- Data supplied
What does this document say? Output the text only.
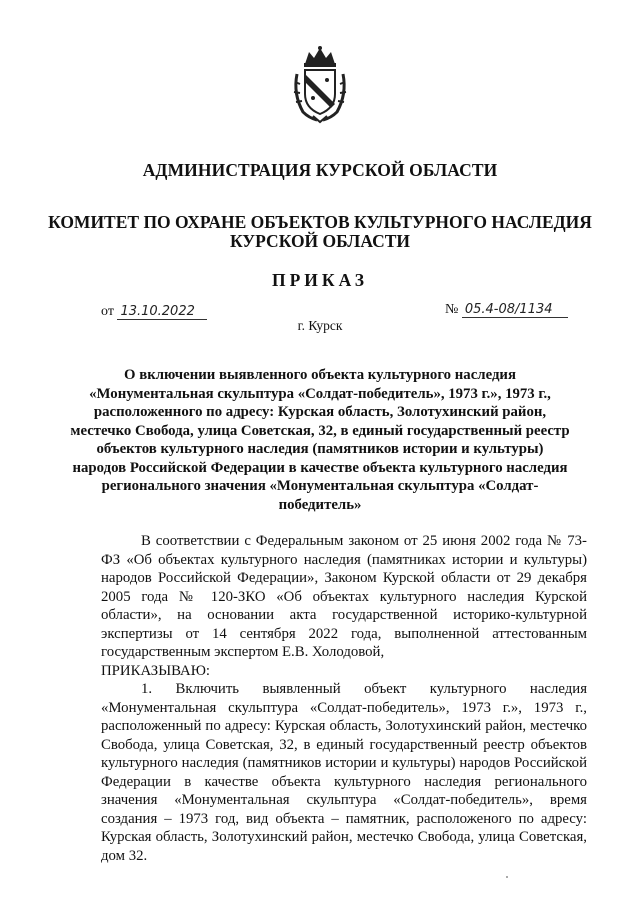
АДМИНИСТРАЦИЯ КУРСКОЙ ОБЛАСТИ
КОМИТЕТ ПО ОХРАНЕ ОБЪЕКТОВ КУЛЬТУРНОГО НАСЛЕДИЯ
КУРСКОЙ ОБЛАСТИ
ПРИКАЗ
от 13.10.2022	№ 05.4-08/1134
г. Курск
О включении выявленного объекта культурного наследия «Монументальная скульптура «Солдат-победитель», 1973 г.», 1973 г., расположенного по адресу: Курская область, Золотухинский район, местечко Свобода, улица Советская, 32, в единый государственный реестр объектов культурного наследия (памятников истории и культуры) народов Российской Федерации в качестве объекта культурного наследия регионального значения «Монументальная скульптура «Солдат-победитель»

В соответствии с Федеральным законом от 25 июня 2002 года № 73-ФЗ «Об объектах культурного наследия (памятниках истории и культуры) народов Российской Федерации», Законом Курской области от 29 декабря 2005 года № 120-ЗКО «Об объектах культурного наследия Курской области», на основании акта государственной историко-культурной экспертизы от 14 сентября 2022 года, выполненной аттестованным государственным экспертом Е.В. Холодовой,

ПРИКАЗЫВАЮ:

1. Включить выявленный объект культурного наследия «Монументальная скульптура «Солдат-победитель», 1973 г.», 1973 г., расположенный по адресу: Курская область, Золотухинский район, местечко Свобода, улица Советская, 32, в единый государственный реестр объектов культурного наследия (памятников истории и культуры) народов Российской Федерации в качестве объекта культурного наследия регионального значения «Монументальная скульптура «Солдат-победитель», время создания – 1973 год, вид объекта – памятник, расположеного по адресу: Курская область, Золотухинский район, местечко Свобода, улица Советская, дом 32.
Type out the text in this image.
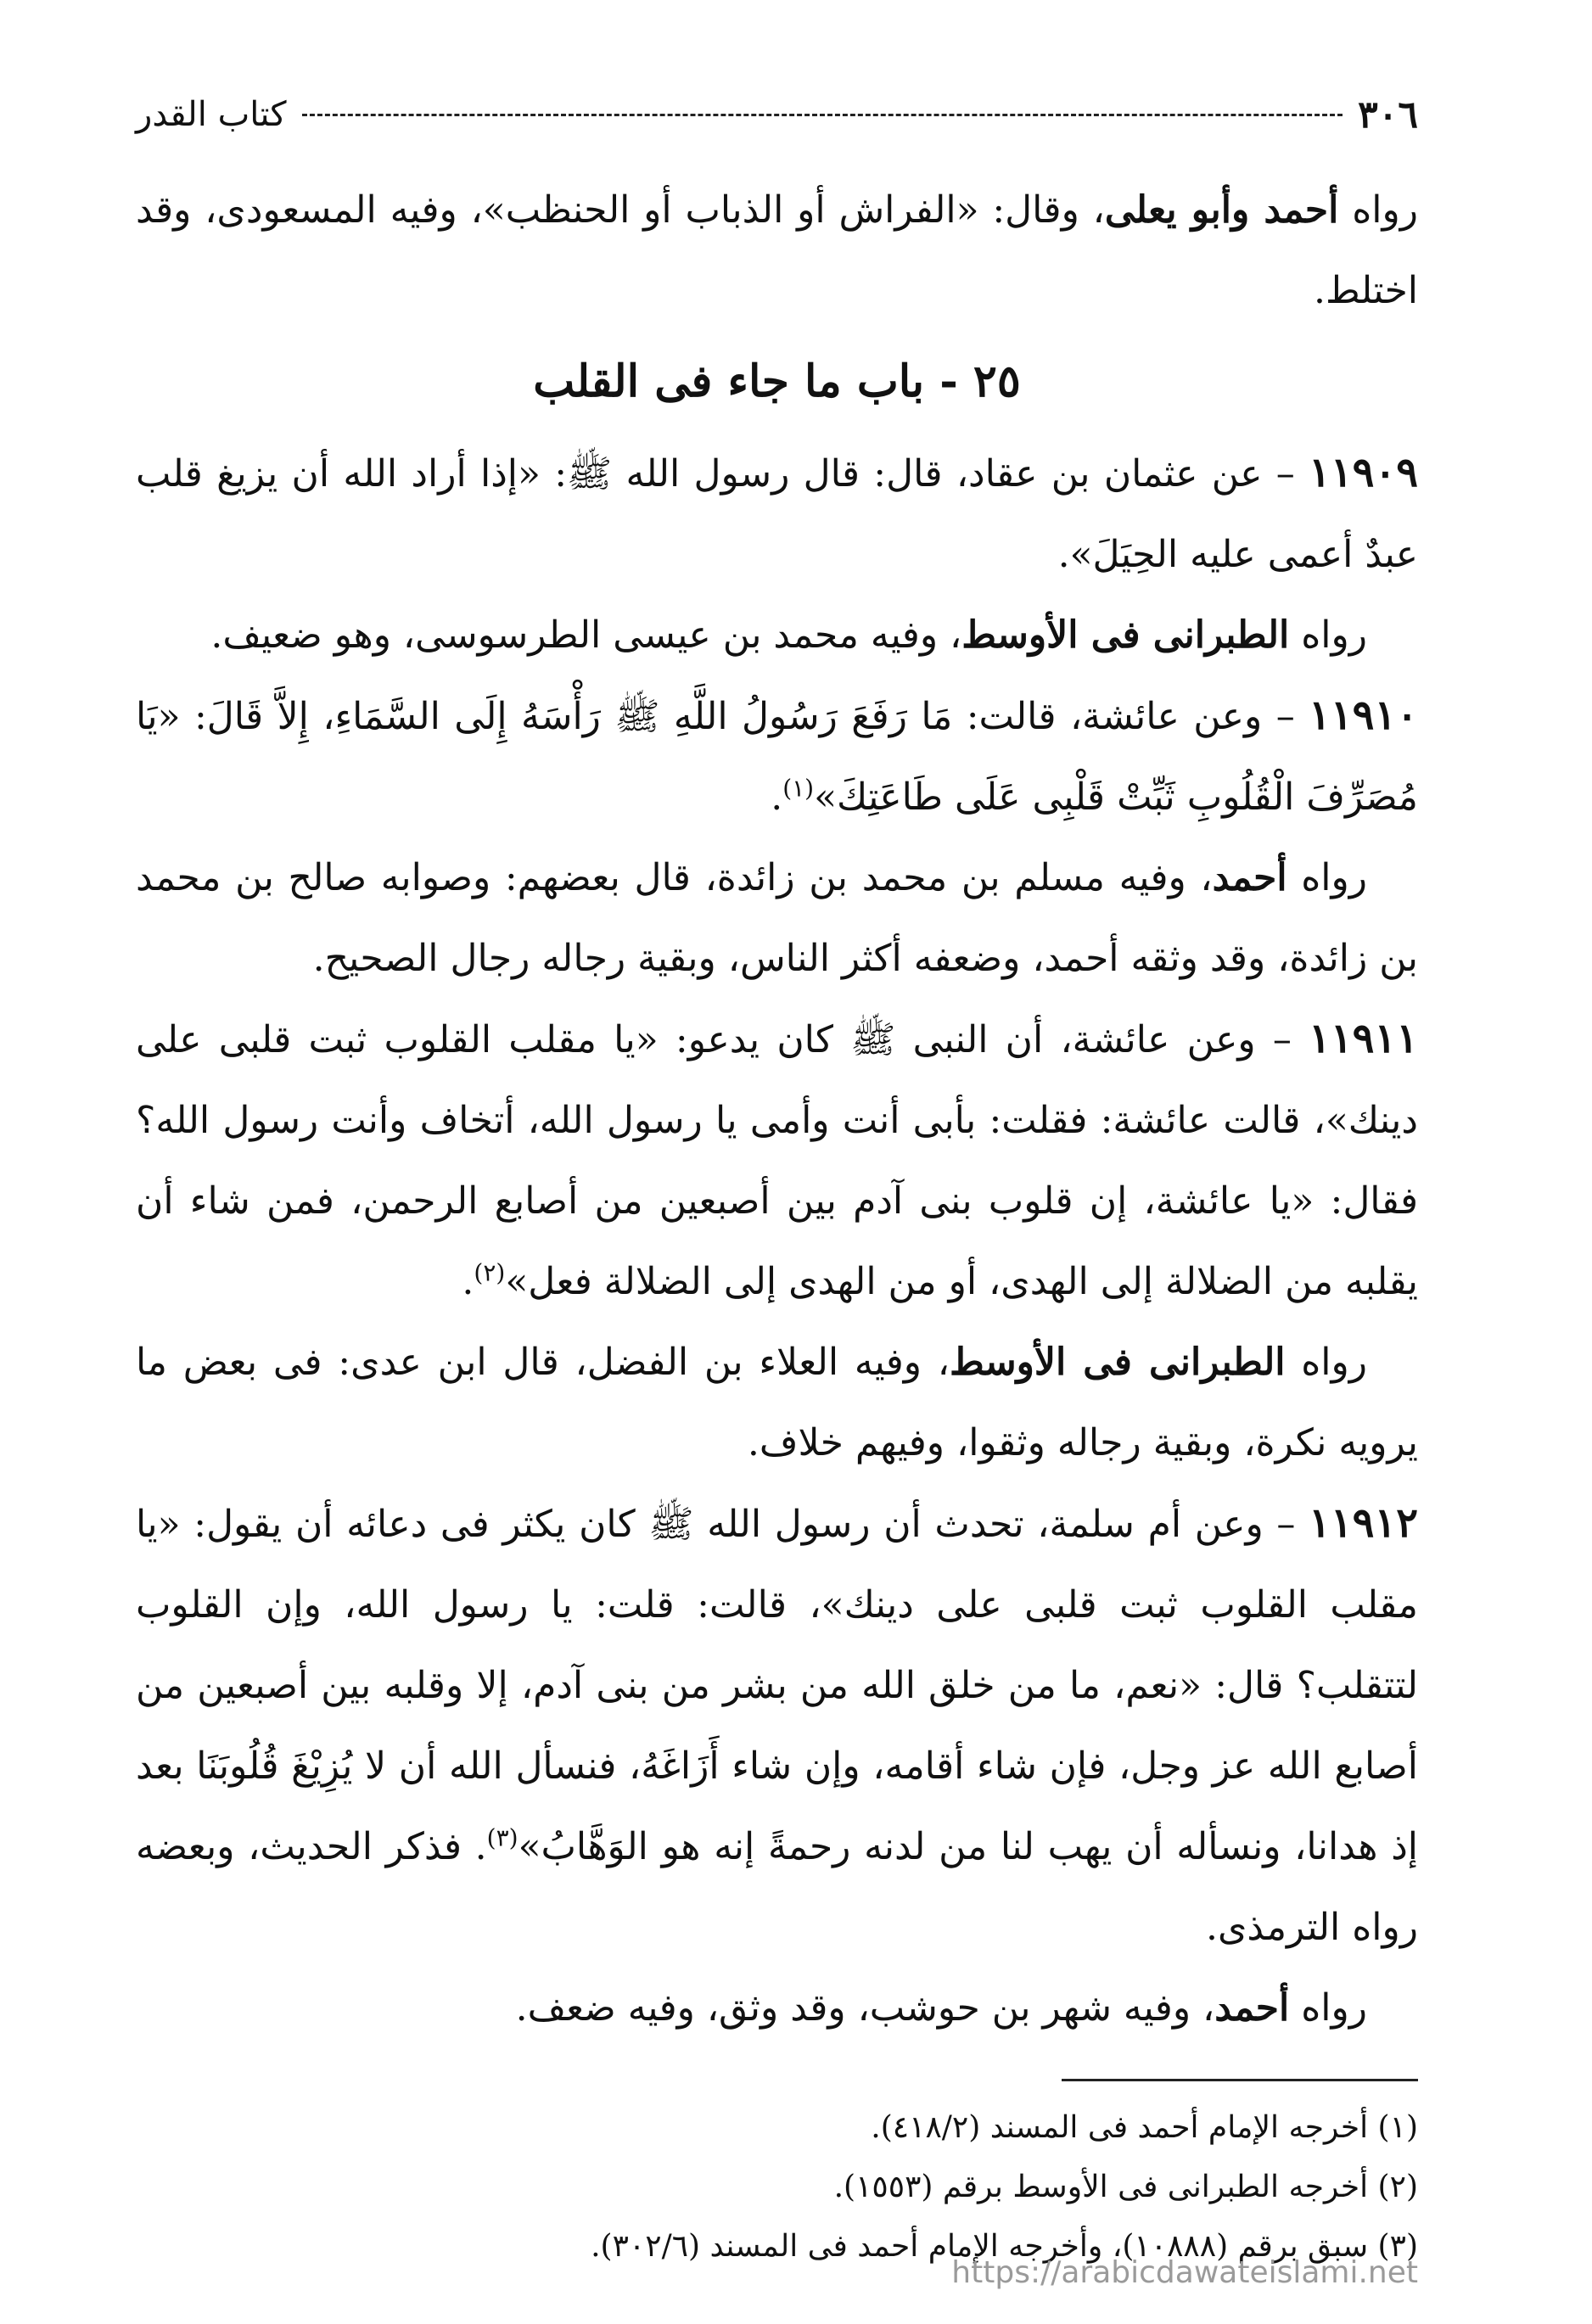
٣٠٦
كتاب القدر

رواه أحمد وأبو يعلى، وقال: «الفراش أو الذباب أو الحنظب»، وفيه المسعودى، وقد اختلط.

٢٥ - باب ما جاء فى القلب

١١٩٠٩ – عن عثمان بن عقاد، قال: قال رسول الله ﷺ: «إذا أراد الله أن يزيغ قلب عبدٌ أعمى عليه الحِيَلَ».

رواه الطبرانى فى الأوسط، وفيه محمد بن عيسى الطرسوسى، وهو ضعيف.

١١٩١٠ – وعن عائشة، قالت: مَا رَفَعَ رَسُولُ اللَّهِ ﷺ رَأْسَهُ إِلَى السَّمَاءِ، إِلاَّ قَالَ: «يَا مُصَرِّفَ الْقُلُوبِ ثَبِّتْ قَلْبِى عَلَى طَاعَتِكَ»$^{(١)}$.

رواه أحمد، وفيه مسلم بن محمد بن زائدة، قال بعضهم: وصوابه صالح بن محمد بن زائدة، وقد وثقه أحمد، وضعفه أكثر الناس، وبقية رجاله رجال الصحيح.

١١٩١١ – وعن عائشة، أن النبى ﷺ كان يدعو: «يا مقلب القلوب ثبت قلبى على دينك»، قالت عائشة: فقلت: بأبى أنت وأمى يا رسول الله، أتخاف وأنت رسول الله؟ فقال: «يا عائشة، إن قلوب بنى آدم بين أصبعين من أصابع الرحمن، فمن شاء أن يقلبه من الضلالة إلى الهدى، أو من الهدى إلى الضلالة فعل»$^{(٢)}$.

رواه الطبرانى فى الأوسط، وفيه العلاء بن الفضل، قال ابن عدى: فى بعض ما يرويه نكرة، وبقية رجاله وثقوا، وفيهم خلاف.

١١٩١٢ – وعن أم سلمة، تحدث أن رسول الله ﷺ كان يكثر فى دعائه أن يقول: «يا مقلب القلوب ثبت قلبى على دينك»، قالت: قلت: يا رسول الله، وإن القلوب لتتقلب؟ قال: «نعم، ما من خلق الله من بشر من بنى آدم، إلا وقلبه بين أصبعين من أصابع الله عز وجل، فإن شاء أقامه، وإن شاء أَزَاغَهُ، فنسأل الله أن لا يُزِيْغَ قُلُوبَنَا بعد إذ هدانا، ونسأله أن يهب لنا من لدنه رحمةً إنه هو الوَهَّابُ»$^{(٣)}$. فذكر الحديث، وبعضه رواه الترمذى.

رواه أحمد، وفيه شهر بن حوشب، وقد وثق، وفيه ضعف.

(١) أخرجه الإمام أحمد فى المسند (٤١٨/٢).
(٢) أخرجه الطبرانى فى الأوسط برقم (١٥٥٣).
(٣) سبق برقم (١٠٨٨٨)، وأخرجه الإمام أحمد فى المسند (٣٠٢/٦).
https://arabicdawateislami.net
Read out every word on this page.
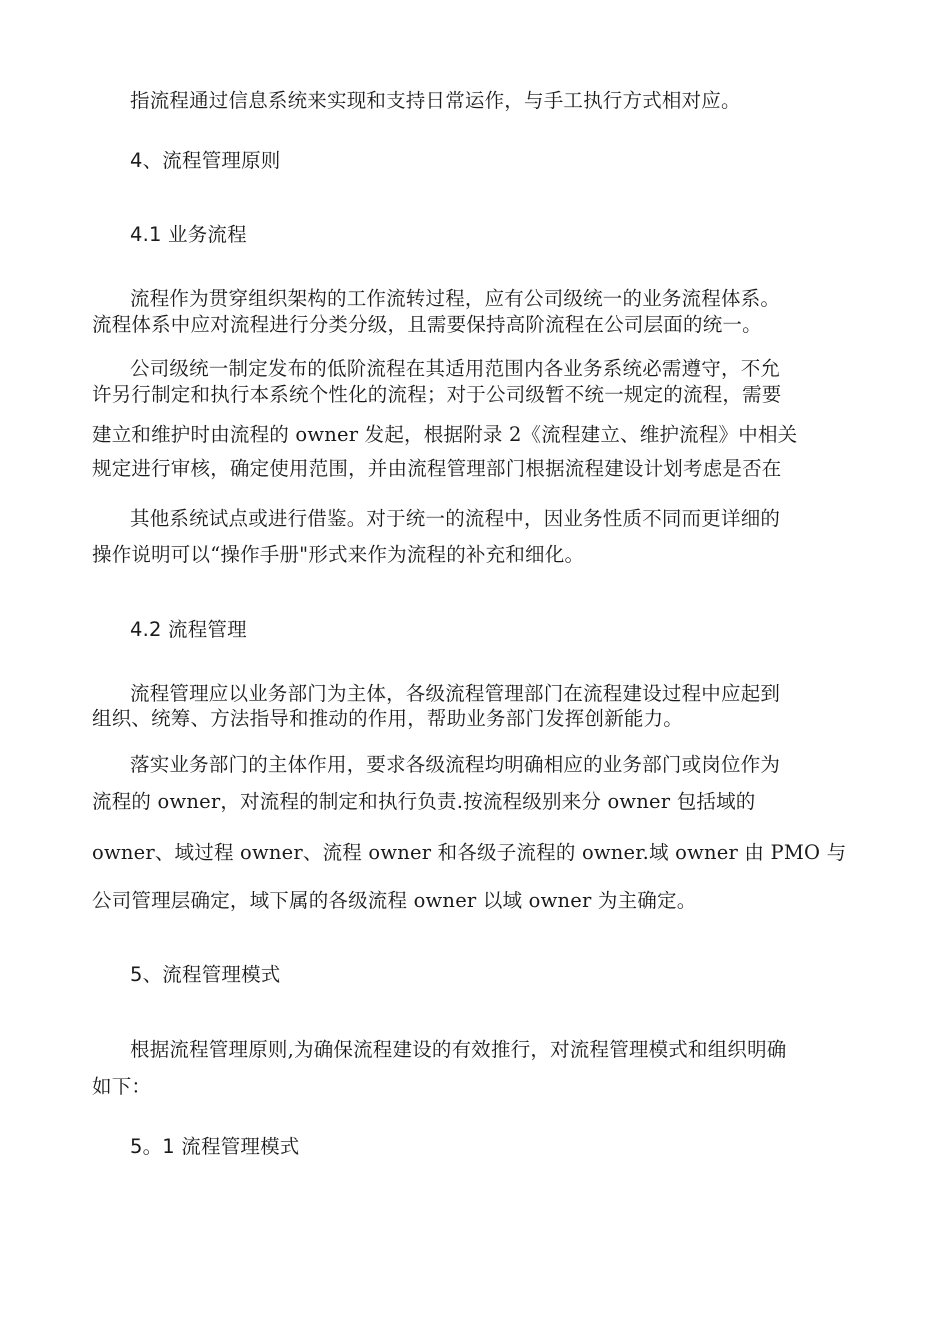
指流程通过信息系统来实现和支持日常运作，与手工执行方式相对应。
4、流程管理原则
4.1 业务流程
流程作为贯穿组织架构的工作流转过程，应有公司级统一的业务流程体系。
流程体系中应对流程进行分类分级，且需要保持高阶流程在公司层面的统一。
公司级统一制定发布的低阶流程在其适用范围内各业务系统必需遵守，不允
许另行制定和执行本系统个性化的流程；对于公司级暂不统一规定的流程，需要
建立和维护时由流程的 owner 发起，根据附录 2《流程建立、维护流程》中相关
规定进行审核，确定使用范围，并由流程管理部门根据流程建设计划考虑是否在
其他系统试点或进行借鉴。对于统一的流程中，因业务性质不同而更详细的
操作说明可以“操作手册"形式来作为流程的补充和细化。
4.2 流程管理
流程管理应以业务部门为主体，各级流程管理部门在流程建设过程中应起到
组织、统筹、方法指导和推动的作用，帮助业务部门发挥创新能力。
落实业务部门的主体作用，要求各级流程均明确相应的业务部门或岗位作为
流程的 owner，对流程的制定和执行负责.按流程级别来分 owner 包括域的
owner、域过程 owner、流程 owner 和各级子流程的 owner.域 owner 由 PMO 与
公司管理层确定，域下属的各级流程 owner 以域 owner 为主确定。
5、流程管理模式
根据流程管理原则,为确保流程建设的有效推行，对流程管理模式和组织明确
如下：
5。1 流程管理模式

- Requirements
Pick out each line containing "район" and report it.

- Exercise solution
О включении выявленного объекта культурного наследия «Монументальная скульптура «Солдат-победитель», 1973 г.», 1973 г., расположенного по адресу: Курская область, Золотухинский район, местечко Свобода, улица Советская, 32, в единый государственный реестр объектов культурного наследия (памятников истории и культуры) народов Российской Федерации в качестве объекта культурного наследия регионального значения «Монументальная скульптура «Солдат-победитель»
1. Включить выявленный объект культурного наследия «Монументальная скульптура «Солдат-победитель», 1973 г.», 1973 г., расположенный по адресу: Курская область, Золотухинский район, местечко Свобода, улица Советская, 32, в единый государственный реестр объектов культурного наследия (памятников истории и культуры) народов Российской Федерации в качестве объекта культурного наследия регионального значения «Монументальная скульптура «Солдат-победитель», время создания – 1973 год, вид объекта – памятник, расположеного по адресу: Курская область, Золотухинский район, местечко Свобода, улица Советская, дом 32.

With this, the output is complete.